## Given request
Write out the whole listing word for word.

## Given data
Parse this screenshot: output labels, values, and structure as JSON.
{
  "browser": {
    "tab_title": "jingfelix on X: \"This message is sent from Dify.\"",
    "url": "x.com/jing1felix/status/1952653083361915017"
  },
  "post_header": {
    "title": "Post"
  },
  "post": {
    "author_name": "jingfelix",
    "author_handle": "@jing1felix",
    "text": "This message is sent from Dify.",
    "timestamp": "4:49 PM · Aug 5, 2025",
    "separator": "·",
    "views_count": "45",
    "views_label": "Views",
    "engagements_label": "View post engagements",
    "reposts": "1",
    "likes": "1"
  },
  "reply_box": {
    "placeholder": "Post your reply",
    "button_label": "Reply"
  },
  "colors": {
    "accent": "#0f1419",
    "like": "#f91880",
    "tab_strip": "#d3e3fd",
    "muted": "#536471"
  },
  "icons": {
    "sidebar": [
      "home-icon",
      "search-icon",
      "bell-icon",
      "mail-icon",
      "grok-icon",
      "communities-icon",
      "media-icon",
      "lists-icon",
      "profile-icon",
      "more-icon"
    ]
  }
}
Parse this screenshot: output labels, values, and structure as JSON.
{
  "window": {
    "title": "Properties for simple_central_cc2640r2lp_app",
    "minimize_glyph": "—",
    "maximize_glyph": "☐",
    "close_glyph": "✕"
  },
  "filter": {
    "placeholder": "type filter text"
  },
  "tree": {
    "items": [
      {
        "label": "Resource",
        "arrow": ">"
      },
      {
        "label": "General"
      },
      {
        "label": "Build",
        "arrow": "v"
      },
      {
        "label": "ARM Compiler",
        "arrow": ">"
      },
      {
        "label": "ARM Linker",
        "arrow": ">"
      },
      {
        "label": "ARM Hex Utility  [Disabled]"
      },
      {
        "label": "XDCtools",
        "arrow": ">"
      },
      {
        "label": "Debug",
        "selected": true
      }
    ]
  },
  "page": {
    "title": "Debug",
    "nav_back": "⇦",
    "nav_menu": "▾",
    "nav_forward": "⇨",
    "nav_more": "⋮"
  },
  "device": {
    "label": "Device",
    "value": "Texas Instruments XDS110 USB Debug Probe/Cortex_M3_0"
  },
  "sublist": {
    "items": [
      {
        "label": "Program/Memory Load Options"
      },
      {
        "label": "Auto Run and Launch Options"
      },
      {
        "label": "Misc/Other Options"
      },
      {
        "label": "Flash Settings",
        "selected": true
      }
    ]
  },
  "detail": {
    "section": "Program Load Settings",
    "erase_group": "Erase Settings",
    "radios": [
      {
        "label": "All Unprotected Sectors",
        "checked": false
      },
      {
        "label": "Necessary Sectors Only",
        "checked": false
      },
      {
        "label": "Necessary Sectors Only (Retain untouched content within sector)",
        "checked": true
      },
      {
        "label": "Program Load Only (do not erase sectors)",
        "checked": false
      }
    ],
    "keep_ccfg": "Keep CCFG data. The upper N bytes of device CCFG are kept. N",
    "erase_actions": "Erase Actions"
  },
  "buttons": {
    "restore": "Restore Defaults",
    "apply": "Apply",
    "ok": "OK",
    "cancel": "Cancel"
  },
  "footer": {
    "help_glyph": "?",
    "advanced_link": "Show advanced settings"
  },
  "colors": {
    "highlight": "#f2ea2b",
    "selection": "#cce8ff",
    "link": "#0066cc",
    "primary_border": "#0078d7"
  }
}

## Result of this task
Parse this screenshot: output labels, values, and structure as JSON.
{
  "browser": {
    "tab_title": "jingfelix on X: \"This message is sent from Dify.\"",
    "url": "x.com/jing1felix/status/1952653083361915017"
  },
  "post_header": {
    "title": "Post"
  },
  "post": {
    "author_name": "jingfelix",
    "author_handle": "@jing1felix",
    "text": "This message is sent from Dify.",
    "timestamp": "4:49 PM · Aug 5, 2025",
    "separator": "·",
    "views_count": "45",
    "views_label": "Views",
    "engagements_label": "View post engagements",
    "reposts": "1",
    "likes": "1"
  },
  "reply_box": {
    "placeholder": "Post your reply",
    "button_label": "Reply"
  },
  "colors": {
    "accent": "#0f1419",
    "like": "#f91880",
    "tab_strip": "#d3e3fd",
    "muted": "#536471"
  },
  "icons": {
    "sidebar": [
      "home-icon",
      "search-icon",
      "bell-icon",
      "mail-icon",
      "grok-icon",
      "communities-icon",
      "media-icon",
      "lists-icon",
      "profile-icon",
      "more-icon"
    ]
  }
}
Parse this screenshot: output labels, values, and structure as JSON.
{
  "window": {
    "title": "Properties for simple_central_cc2640r2lp_app",
    "minimize_glyph": "—",
    "maximize_glyph": "☐",
    "close_glyph": "✕"
  },
  "filter": {
    "placeholder": "type filter text"
  },
  "tree": {
    "items": [
      {
        "label": "Resource",
        "arrow": ">"
      },
      {
        "label": "General"
      },
      {
        "label": "Build",
        "arrow": "v"
      },
      {
        "label": "ARM Compiler",
        "arrow": ">"
      },
      {
        "label": "ARM Linker",
        "arrow": ">"
      },
      {
        "label": "ARM Hex Utility  [Disabled]"
      },
      {
        "label": "XDCtools",
        "arrow": ">"
      },
      {
        "label": "Debug",
        "selected": true
      }
    ]
  },
  "page": {
    "title": "Debug",
    "nav_back": "⇦",
    "nav_menu": "▾",
    "nav_forward": "⇨",
    "nav_more": "⋮"
  },
  "device": {
    "label": "Device",
    "value": "Texas Instruments XDS110 USB Debug Probe/Cortex_M3_0"
  },
  "sublist": {
    "items": [
      {
        "label": "Program/Memory Load Options"
      },
      {
        "label": "Auto Run and Launch Options"
      },
      {
        "label": "Misc/Other Options"
      },
      {
        "label": "Flash Settings",
        "selected": true
      }
    ]
  },
  "detail": {
    "section": "Program Load Settings",
    "erase_group": "Erase Settings",
    "radios": [
      {
        "label": "All Unprotected Sectors",
        "checked": false
      },
      {
        "label": "Necessary Sectors Only",
        "checked": false
      },
      {
        "label": "Necessary Sectors Only (Retain untouched content within sector)",
        "checked": true
      },
      {
        "label": "Program Load Only (do not erase sectors)",
        "checked": false
      }
    ],
    "keep_ccfg": "Keep CCFG data. The upper N bytes of device CCFG are kept. N",
    "erase_actions": "Erase Actions"
  },
  "buttons": {
    "restore": "Restore Defaults",
    "apply": "Apply",
    "ok": "OK",
    "cancel": "Cancel"
  },
  "footer": {
    "help_glyph": "?",
    "advanced_link": "Show advanced settings"
  },
  "colors": {
    "highlight": "#f2ea2b",
    "selection": "#cce8ff",
    "link": "#0066cc",
    "primary_border": "#0078d7"
  }
}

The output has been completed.